TASK DESCRIPTION >>
Copy out each line containing "content" from the entries below.

INPUT >>
────────────────

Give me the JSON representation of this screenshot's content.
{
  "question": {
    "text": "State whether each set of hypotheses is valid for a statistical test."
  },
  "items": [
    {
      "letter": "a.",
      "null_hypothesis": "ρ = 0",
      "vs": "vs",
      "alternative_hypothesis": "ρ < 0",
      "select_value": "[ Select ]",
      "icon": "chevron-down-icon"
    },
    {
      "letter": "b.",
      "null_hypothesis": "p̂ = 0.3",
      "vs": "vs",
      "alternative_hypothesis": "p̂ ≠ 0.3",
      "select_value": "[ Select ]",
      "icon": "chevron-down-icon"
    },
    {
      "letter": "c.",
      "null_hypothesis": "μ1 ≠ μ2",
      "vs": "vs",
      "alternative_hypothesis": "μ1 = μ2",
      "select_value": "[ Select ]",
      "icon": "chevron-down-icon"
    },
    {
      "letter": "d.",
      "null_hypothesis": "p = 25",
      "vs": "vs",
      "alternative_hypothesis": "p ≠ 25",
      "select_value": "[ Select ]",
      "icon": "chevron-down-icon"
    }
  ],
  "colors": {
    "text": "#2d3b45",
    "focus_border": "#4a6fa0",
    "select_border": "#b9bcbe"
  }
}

────────────────

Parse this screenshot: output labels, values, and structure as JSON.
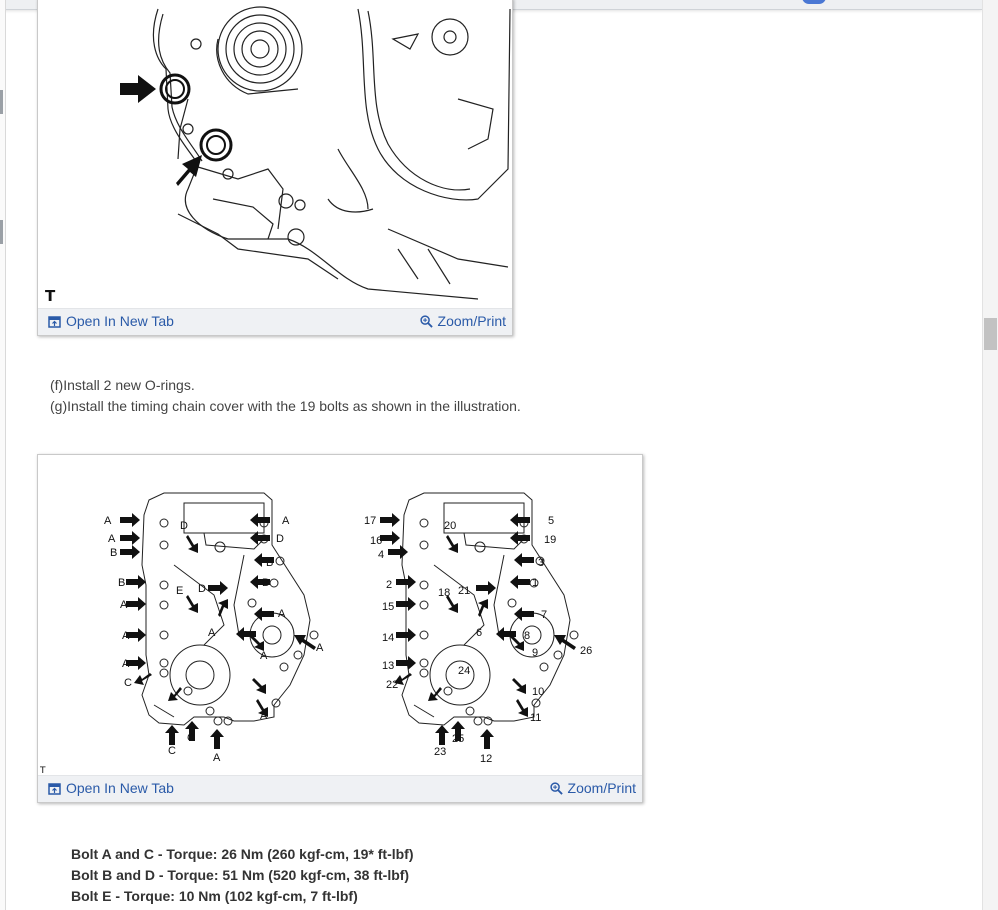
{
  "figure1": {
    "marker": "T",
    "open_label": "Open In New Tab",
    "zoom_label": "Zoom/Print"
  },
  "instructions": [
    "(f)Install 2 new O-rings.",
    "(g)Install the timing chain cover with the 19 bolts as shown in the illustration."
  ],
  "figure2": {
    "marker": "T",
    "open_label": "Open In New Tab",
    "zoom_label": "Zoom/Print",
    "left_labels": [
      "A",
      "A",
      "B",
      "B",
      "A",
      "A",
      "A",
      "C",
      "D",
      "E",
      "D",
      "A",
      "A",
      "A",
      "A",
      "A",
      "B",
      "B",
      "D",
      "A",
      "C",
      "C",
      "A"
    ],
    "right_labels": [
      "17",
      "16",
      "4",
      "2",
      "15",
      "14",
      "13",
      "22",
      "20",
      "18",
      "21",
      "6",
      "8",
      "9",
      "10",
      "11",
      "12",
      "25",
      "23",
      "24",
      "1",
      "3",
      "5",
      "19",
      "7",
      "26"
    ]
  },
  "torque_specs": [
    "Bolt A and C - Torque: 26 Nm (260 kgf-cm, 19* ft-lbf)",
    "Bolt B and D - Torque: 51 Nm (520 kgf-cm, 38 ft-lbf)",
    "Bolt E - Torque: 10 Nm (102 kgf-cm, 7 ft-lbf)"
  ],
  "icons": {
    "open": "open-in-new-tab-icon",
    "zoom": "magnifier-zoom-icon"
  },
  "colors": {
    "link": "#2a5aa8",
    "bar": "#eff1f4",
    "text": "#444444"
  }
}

────────────────

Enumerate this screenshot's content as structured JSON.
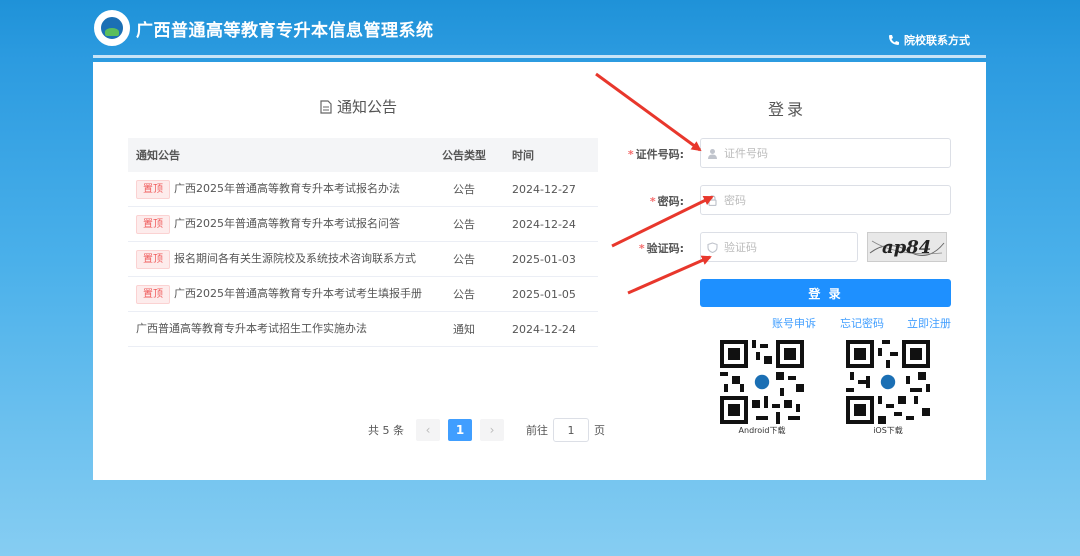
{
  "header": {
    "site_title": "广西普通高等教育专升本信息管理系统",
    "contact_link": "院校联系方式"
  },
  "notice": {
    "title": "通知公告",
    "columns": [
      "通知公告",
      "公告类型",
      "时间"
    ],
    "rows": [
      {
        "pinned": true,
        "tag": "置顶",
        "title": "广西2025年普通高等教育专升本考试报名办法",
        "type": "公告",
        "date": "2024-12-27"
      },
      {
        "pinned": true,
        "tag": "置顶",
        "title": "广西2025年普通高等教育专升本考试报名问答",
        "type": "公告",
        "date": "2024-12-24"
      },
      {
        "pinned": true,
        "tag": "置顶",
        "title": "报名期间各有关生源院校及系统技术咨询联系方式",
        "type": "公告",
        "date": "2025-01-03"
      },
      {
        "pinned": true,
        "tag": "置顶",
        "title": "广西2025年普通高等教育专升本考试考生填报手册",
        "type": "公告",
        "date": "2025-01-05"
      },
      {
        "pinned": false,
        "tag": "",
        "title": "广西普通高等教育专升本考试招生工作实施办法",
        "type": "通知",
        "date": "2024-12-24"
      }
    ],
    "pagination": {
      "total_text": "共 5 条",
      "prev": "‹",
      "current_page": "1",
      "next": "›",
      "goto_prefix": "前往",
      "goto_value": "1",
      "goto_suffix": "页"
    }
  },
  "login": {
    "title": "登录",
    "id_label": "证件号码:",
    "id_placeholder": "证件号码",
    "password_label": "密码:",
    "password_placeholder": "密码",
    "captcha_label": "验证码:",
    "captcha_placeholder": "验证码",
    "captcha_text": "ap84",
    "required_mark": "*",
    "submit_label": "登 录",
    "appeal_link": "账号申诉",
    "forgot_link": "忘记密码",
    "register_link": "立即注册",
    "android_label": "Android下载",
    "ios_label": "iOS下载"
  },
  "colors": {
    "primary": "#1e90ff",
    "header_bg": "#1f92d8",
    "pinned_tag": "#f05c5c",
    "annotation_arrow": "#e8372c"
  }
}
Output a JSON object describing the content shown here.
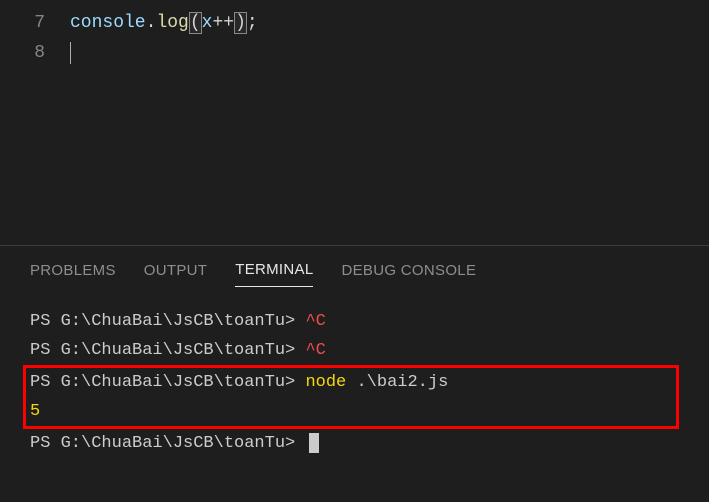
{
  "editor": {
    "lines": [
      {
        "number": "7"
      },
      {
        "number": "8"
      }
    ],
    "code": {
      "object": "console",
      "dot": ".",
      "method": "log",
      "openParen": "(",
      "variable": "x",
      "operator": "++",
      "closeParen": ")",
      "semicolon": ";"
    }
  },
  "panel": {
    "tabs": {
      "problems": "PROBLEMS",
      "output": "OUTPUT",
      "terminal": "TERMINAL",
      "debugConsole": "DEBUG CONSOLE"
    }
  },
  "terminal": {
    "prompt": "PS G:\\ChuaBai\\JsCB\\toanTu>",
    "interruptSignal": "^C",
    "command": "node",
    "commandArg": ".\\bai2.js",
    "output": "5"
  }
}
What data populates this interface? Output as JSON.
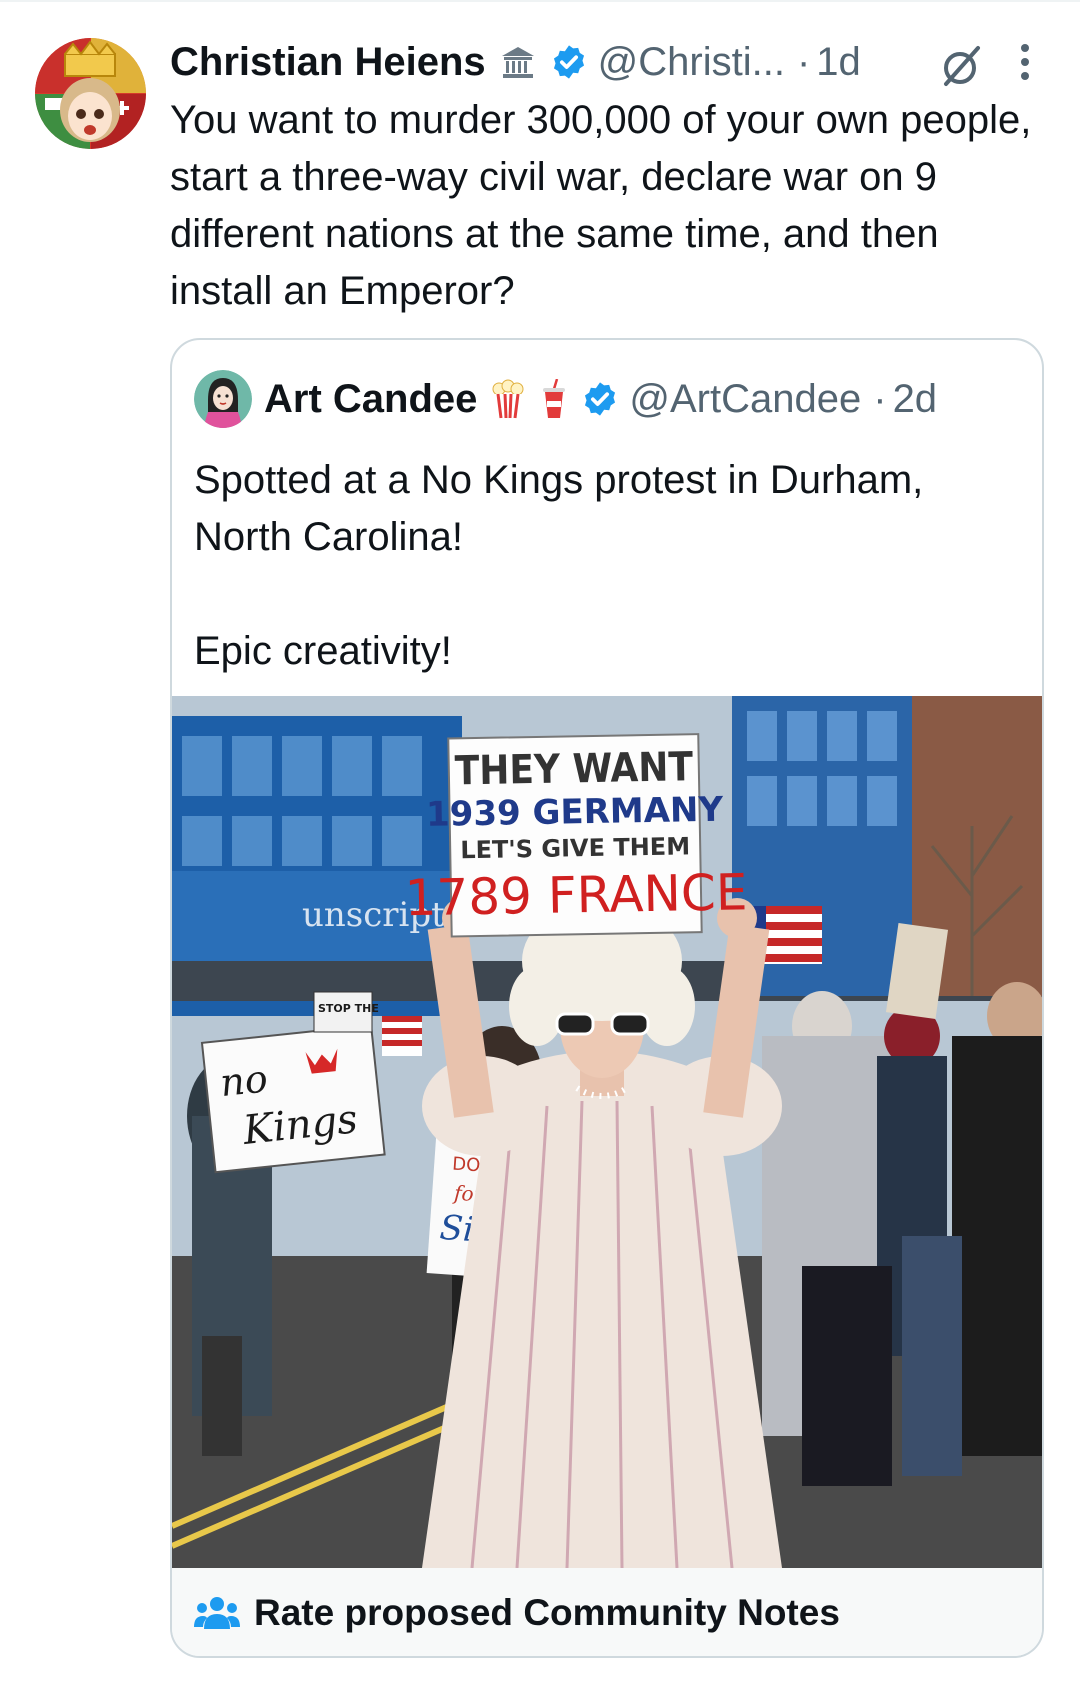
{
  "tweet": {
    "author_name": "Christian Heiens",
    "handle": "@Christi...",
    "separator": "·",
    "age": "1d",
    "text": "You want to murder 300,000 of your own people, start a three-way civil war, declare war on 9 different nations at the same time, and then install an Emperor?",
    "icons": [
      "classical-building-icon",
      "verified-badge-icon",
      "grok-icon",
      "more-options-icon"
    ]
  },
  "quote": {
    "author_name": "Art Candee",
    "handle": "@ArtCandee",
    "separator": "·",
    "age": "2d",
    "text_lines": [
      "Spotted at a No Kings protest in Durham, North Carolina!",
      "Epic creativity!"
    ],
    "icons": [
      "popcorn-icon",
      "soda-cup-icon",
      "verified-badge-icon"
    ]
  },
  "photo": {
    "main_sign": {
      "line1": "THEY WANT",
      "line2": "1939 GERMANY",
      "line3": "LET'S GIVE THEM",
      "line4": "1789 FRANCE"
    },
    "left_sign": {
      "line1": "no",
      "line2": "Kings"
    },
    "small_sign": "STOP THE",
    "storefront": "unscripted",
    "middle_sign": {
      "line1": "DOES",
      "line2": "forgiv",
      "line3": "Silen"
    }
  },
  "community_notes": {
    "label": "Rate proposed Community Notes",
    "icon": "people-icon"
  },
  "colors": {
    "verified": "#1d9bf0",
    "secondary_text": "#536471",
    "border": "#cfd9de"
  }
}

────────────────

WRITTEN RESPONSE >>
Give me the JSON representation of this screenshot's content.
Enumerate this screenshot's content as structured JSON.
Output a JSON object describing the content shown here.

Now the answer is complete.